TASK DESCRIPTION:
Write out every record in full, exactly as written, please.

MATERIAL PROVIDED:
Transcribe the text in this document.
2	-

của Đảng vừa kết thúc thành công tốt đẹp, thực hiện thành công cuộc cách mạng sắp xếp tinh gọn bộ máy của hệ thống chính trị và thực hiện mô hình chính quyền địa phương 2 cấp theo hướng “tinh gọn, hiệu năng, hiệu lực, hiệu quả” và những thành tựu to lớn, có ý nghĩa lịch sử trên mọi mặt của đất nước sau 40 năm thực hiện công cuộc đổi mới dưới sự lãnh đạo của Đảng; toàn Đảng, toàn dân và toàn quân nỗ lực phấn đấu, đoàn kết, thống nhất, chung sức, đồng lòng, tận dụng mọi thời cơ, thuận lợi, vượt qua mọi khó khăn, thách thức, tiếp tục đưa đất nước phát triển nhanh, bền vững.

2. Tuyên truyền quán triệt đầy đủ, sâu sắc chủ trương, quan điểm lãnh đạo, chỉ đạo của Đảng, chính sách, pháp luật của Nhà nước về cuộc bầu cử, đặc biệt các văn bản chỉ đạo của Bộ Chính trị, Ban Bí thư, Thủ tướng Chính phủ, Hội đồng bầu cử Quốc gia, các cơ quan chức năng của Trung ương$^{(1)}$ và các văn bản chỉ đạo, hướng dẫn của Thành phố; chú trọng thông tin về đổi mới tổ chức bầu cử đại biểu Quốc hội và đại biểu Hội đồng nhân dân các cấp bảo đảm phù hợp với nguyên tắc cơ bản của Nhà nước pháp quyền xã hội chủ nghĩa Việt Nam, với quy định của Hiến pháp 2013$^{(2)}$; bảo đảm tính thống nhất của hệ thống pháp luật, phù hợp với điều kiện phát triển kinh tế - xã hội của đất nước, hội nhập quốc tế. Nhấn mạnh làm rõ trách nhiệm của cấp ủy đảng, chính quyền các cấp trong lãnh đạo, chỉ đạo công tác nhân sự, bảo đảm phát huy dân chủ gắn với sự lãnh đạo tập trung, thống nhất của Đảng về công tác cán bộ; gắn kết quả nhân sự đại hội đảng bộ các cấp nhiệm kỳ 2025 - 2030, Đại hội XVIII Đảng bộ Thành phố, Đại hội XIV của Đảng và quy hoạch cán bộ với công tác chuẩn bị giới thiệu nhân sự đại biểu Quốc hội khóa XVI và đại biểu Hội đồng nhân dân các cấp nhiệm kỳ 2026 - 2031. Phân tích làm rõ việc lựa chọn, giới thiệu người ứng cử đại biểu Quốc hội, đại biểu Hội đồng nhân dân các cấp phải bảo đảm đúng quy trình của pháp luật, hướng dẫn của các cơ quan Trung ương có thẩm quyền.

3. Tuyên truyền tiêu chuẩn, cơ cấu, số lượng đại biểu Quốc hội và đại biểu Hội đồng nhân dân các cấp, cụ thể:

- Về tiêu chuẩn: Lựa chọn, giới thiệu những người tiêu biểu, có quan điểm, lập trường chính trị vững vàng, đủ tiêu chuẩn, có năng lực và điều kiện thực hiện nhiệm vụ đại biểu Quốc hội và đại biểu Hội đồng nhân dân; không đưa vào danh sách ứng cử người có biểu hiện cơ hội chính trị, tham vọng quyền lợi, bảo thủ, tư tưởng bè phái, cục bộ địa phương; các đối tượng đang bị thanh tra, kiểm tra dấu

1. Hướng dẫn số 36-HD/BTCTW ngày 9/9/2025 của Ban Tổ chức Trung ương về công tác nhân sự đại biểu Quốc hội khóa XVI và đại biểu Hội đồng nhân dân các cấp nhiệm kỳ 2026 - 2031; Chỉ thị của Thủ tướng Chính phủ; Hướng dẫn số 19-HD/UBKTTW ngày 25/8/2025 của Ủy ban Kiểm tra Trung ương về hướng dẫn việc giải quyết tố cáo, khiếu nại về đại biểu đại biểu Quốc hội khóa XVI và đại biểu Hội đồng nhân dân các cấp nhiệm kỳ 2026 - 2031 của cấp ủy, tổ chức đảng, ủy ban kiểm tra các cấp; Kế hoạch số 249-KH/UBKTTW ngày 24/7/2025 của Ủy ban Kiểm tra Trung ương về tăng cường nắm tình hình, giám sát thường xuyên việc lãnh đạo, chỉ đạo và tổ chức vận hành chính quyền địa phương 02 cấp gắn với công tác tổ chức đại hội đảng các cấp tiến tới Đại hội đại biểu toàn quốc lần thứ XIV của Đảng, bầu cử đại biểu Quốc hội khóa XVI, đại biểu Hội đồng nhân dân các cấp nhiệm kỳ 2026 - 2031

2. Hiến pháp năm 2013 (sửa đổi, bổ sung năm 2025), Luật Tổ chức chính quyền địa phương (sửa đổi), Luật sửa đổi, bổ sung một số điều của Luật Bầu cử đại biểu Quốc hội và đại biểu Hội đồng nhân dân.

FULL RESPONSE:
Transcribe the text in this document.
2	-

của Đảng vừa kết thúc thành công tốt đẹp, thực hiện thành công cuộc cách mạng sắp xếp tinh gọn bộ máy của hệ thống chính trị và thực hiện mô hình chính quyền địa phương 2 cấp theo hướng “tinh gọn, hiệu năng, hiệu lực, hiệu quả” và những thành tựu to lớn, có ý nghĩa lịch sử trên mọi mặt của đất nước sau 40 năm thực hiện công cuộc đổi mới dưới sự lãnh đạo của Đảng; toàn Đảng, toàn dân và toàn quân nỗ lực phấn đấu, đoàn kết, thống nhất, chung sức, đồng lòng, tận dụng mọi thời cơ, thuận lợi, vượt qua mọi khó khăn, thách thức, tiếp tục đưa đất nước phát triển nhanh, bền vững.

2. Tuyên truyền quán triệt đầy đủ, sâu sắc chủ trương, quan điểm lãnh đạo, chỉ đạo của Đảng, chính sách, pháp luật của Nhà nước về cuộc bầu cử, đặc biệt các văn bản chỉ đạo của Bộ Chính trị, Ban Bí thư, Thủ tướng Chính phủ, Hội đồng bầu cử Quốc gia, các cơ quan chức năng của Trung ương$^{(1)}$ và các văn bản chỉ đạo, hướng dẫn của Thành phố; chú trọng thông tin về đổi mới tổ chức bầu cử đại biểu Quốc hội và đại biểu Hội đồng nhân dân các cấp bảo đảm phù hợp với nguyên tắc cơ bản của Nhà nước pháp quyền xã hội chủ nghĩa Việt Nam, với quy định của Hiến pháp 2013$^{(2)}$; bảo đảm tính thống nhất của hệ thống pháp luật, phù hợp với điều kiện phát triển kinh tế - xã hội của đất nước, hội nhập quốc tế. Nhấn mạnh làm rõ trách nhiệm của cấp ủy đảng, chính quyền các cấp trong lãnh đạo, chỉ đạo công tác nhân sự, bảo đảm phát huy dân chủ gắn với sự lãnh đạo tập trung, thống nhất của Đảng về công tác cán bộ; gắn kết quả nhân sự đại hội đảng bộ các cấp nhiệm kỳ 2025 - 2030, Đại hội XVIII Đảng bộ Thành phố, Đại hội XIV của Đảng và quy hoạch cán bộ với công tác chuẩn bị giới thiệu nhân sự đại biểu Quốc hội khóa XVI và đại biểu Hội đồng nhân dân các cấp nhiệm kỳ 2026 - 2031. Phân tích làm rõ việc lựa chọn, giới thiệu người ứng cử đại biểu Quốc hội, đại biểu Hội đồng nhân dân các cấp phải bảo đảm đúng quy trình của pháp luật, hướng dẫn của các cơ quan Trung ương có thẩm quyền.

3. Tuyên truyền tiêu chuẩn, cơ cấu, số lượng đại biểu Quốc hội và đại biểu Hội đồng nhân dân các cấp, cụ thể:

- Về tiêu chuẩn: Lựa chọn, giới thiệu những người tiêu biểu, có quan điểm, lập trường chính trị vững vàng, đủ tiêu chuẩn, có năng lực và điều kiện thực hiện nhiệm vụ đại biểu Quốc hội và đại biểu Hội đồng nhân dân; không đưa vào danh sách ứng cử người có biểu hiện cơ hội chính trị, tham vọng quyền lợi, bảo thủ, tư tưởng bè phái, cục bộ địa phương; các đối tượng đang bị thanh tra, kiểm tra dấu

1. Hướng dẫn số 36-HD/BTCTW ngày 9/9/2025 của Ban Tổ chức Trung ương về công tác nhân sự đại biểu Quốc hội khóa XVI và đại biểu Hội đồng nhân dân các cấp nhiệm kỳ 2026 - 2031; Chỉ thị của Thủ tướng Chính phủ; Hướng dẫn số 19-HD/UBKTTW ngày 25/8/2025 của Ủy ban Kiểm tra Trung ương về hướng dẫn việc giải quyết tố cáo, khiếu nại về đại biểu đại biểu Quốc hội khóa XVI và đại biểu Hội đồng nhân dân các cấp nhiệm kỳ 2026 - 2031 của cấp ủy, tổ chức đảng, ủy ban kiểm tra các cấp; Kế hoạch số 249-KH/UBKTTW ngày 24/7/2025 của Ủy ban Kiểm tra Trung ương về tăng cường nắm tình hình, giám sát thường xuyên việc lãnh đạo, chỉ đạo và tổ chức vận hành chính quyền địa phương 02 cấp gắn với công tác tổ chức đại hội đảng các cấp tiến tới Đại hội đại biểu toàn quốc lần thứ XIV của Đảng, bầu cử đại biểu Quốc hội khóa XVI, đại biểu Hội đồng nhân dân các cấp nhiệm kỳ 2026 - 2031

2. Hiến pháp năm 2013 (sửa đổi, bổ sung năm 2025), Luật Tổ chức chính quyền địa phương (sửa đổi), Luật sửa đổi, bổ sung một số điều của Luật Bầu cử đại biểu Quốc hội và đại biểu Hội đồng nhân dân.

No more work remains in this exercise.